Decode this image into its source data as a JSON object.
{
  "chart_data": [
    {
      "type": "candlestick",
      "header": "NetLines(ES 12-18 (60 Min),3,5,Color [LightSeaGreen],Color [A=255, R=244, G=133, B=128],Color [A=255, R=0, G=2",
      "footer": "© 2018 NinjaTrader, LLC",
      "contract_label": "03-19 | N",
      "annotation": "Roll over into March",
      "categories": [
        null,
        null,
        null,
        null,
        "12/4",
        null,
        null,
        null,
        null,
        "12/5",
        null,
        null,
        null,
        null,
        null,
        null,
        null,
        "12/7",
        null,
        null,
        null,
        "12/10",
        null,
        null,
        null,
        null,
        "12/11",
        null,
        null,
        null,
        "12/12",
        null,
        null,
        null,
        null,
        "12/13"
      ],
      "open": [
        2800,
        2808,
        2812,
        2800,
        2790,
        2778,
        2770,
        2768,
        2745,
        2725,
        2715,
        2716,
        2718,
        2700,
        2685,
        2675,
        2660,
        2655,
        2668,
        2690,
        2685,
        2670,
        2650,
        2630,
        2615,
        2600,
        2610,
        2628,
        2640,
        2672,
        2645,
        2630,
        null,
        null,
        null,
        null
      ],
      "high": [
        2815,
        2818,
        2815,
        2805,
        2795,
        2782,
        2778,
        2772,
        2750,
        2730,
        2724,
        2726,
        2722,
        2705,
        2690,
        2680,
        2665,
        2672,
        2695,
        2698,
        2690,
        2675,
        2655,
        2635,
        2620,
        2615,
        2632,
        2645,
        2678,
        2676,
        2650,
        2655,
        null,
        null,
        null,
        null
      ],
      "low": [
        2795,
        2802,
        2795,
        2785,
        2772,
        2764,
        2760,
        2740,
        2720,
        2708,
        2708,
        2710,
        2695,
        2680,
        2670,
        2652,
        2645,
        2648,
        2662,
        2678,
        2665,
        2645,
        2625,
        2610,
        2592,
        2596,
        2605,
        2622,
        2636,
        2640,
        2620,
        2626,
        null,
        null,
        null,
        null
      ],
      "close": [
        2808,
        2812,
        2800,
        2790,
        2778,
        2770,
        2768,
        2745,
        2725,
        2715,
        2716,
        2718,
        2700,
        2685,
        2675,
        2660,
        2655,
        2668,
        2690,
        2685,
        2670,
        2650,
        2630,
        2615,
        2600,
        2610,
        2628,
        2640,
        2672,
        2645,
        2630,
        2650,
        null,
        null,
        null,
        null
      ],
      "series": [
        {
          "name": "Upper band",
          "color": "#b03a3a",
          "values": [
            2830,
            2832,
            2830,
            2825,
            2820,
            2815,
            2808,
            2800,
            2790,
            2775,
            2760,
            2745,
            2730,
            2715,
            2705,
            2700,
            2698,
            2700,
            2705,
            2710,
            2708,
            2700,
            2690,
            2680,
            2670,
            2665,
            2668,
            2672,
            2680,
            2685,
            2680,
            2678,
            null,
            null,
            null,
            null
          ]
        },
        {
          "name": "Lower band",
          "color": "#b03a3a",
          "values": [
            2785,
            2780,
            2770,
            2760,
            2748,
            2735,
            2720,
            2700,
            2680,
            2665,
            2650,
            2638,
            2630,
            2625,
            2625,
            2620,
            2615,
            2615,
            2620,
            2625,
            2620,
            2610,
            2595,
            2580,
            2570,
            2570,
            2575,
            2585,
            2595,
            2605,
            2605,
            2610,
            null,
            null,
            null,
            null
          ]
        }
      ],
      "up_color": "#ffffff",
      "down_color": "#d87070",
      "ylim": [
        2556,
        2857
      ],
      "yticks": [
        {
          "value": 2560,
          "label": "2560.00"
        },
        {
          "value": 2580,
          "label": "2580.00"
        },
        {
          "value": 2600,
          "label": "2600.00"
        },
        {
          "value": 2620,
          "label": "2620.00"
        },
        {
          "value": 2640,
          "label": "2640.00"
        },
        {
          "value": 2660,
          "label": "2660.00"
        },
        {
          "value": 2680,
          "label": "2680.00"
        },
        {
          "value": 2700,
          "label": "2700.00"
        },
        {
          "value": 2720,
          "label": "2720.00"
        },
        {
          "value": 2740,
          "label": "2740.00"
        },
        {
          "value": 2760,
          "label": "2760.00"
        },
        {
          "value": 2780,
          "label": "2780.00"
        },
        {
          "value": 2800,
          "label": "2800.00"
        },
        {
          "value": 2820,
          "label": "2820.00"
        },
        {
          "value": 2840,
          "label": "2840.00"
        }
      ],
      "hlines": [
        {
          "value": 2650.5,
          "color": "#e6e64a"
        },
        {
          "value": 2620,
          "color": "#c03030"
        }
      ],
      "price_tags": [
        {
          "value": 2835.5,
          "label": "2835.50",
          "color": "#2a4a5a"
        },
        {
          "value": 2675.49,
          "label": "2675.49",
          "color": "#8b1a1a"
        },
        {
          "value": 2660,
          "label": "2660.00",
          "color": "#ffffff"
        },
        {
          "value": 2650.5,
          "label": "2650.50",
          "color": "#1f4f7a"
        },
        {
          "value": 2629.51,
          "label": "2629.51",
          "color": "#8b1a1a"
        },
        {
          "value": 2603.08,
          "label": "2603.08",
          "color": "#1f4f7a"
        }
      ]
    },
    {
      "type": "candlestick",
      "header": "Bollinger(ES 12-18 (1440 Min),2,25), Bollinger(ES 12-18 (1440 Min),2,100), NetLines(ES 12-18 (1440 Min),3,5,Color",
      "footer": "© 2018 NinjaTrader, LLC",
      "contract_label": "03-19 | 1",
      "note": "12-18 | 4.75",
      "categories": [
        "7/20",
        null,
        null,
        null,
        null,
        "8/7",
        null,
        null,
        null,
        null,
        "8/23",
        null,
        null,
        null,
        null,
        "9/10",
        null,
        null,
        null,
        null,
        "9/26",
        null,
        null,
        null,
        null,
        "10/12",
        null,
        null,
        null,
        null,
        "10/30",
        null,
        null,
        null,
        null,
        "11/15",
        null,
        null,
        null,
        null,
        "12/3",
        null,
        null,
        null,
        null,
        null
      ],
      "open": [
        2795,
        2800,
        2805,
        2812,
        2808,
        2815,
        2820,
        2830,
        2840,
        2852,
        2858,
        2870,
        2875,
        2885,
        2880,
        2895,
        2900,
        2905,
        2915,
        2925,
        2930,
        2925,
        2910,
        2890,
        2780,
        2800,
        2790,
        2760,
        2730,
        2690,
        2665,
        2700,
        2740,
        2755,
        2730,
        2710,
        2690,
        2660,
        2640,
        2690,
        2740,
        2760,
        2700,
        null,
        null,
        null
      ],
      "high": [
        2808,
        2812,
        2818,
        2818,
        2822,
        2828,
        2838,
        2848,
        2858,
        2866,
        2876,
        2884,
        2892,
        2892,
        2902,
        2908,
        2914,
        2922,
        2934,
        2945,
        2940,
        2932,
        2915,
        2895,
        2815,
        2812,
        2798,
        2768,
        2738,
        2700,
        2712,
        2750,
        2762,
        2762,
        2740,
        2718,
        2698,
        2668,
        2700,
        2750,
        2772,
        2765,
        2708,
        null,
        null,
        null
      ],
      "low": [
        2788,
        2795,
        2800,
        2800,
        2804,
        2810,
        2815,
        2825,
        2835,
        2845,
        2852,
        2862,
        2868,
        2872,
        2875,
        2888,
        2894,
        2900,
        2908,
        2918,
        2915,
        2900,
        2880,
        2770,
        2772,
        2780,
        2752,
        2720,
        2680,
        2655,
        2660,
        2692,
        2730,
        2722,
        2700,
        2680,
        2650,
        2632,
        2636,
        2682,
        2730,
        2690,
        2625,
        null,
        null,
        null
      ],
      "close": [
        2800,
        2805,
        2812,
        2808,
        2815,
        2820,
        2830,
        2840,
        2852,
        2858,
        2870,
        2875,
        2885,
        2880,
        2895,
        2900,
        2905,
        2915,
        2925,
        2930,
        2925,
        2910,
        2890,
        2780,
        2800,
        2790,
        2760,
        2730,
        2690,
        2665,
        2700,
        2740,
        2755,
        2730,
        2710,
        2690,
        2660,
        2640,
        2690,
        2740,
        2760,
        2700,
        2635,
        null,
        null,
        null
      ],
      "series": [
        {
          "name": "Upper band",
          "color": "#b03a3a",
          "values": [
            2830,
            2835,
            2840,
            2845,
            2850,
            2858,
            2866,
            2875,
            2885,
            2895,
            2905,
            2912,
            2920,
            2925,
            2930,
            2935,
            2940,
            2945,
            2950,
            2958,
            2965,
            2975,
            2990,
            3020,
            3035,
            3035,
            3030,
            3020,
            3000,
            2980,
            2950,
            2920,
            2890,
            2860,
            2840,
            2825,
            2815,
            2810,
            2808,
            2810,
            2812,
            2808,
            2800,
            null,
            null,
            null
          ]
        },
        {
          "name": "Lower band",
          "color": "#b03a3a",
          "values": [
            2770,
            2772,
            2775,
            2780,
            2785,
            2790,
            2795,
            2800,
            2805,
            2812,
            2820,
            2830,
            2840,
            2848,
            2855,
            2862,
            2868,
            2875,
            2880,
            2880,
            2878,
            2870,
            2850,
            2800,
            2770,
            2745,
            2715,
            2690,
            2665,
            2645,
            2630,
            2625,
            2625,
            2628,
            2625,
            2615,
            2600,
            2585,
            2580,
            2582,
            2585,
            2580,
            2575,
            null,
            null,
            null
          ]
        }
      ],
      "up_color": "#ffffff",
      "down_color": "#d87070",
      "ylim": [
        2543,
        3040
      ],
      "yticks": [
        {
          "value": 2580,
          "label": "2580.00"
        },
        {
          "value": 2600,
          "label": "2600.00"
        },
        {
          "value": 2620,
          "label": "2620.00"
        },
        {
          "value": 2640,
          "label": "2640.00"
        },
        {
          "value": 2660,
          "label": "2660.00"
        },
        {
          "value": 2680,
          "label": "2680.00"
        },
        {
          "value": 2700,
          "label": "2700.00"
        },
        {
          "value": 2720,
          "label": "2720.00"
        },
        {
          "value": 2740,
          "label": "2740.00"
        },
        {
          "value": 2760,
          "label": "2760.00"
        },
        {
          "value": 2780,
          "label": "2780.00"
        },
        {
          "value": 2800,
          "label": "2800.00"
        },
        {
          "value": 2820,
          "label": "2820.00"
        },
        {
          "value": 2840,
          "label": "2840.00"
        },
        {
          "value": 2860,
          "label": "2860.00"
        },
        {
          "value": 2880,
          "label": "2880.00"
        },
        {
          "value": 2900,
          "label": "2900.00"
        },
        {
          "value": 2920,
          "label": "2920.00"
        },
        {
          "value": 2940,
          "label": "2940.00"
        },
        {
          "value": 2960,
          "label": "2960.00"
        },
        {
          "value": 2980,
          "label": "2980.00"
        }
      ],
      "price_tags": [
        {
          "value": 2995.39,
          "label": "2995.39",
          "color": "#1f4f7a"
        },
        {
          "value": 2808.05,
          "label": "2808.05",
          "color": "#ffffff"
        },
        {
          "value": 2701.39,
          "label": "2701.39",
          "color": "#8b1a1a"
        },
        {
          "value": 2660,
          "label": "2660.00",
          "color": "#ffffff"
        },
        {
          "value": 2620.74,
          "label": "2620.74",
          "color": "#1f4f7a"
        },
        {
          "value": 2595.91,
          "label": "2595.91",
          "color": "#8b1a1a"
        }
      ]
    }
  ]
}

* _What to produce_
Scan the material above. Extract every line in which the word "NetLines" occurs.

* _Task output_
      "header": "NetLines(ES 12-18 (60 Min),3,5,Color [LightSeaGreen],Color [A=255, R=244, G=133, B=128],Color [A=255, R=0, G=2",
      "header": "Bollinger(ES 12-18 (1440 Min),2,25), Bollinger(ES 12-18 (1440 Min),2,100), NetLines(ES 12-18 (1440 Min),3,5,Color",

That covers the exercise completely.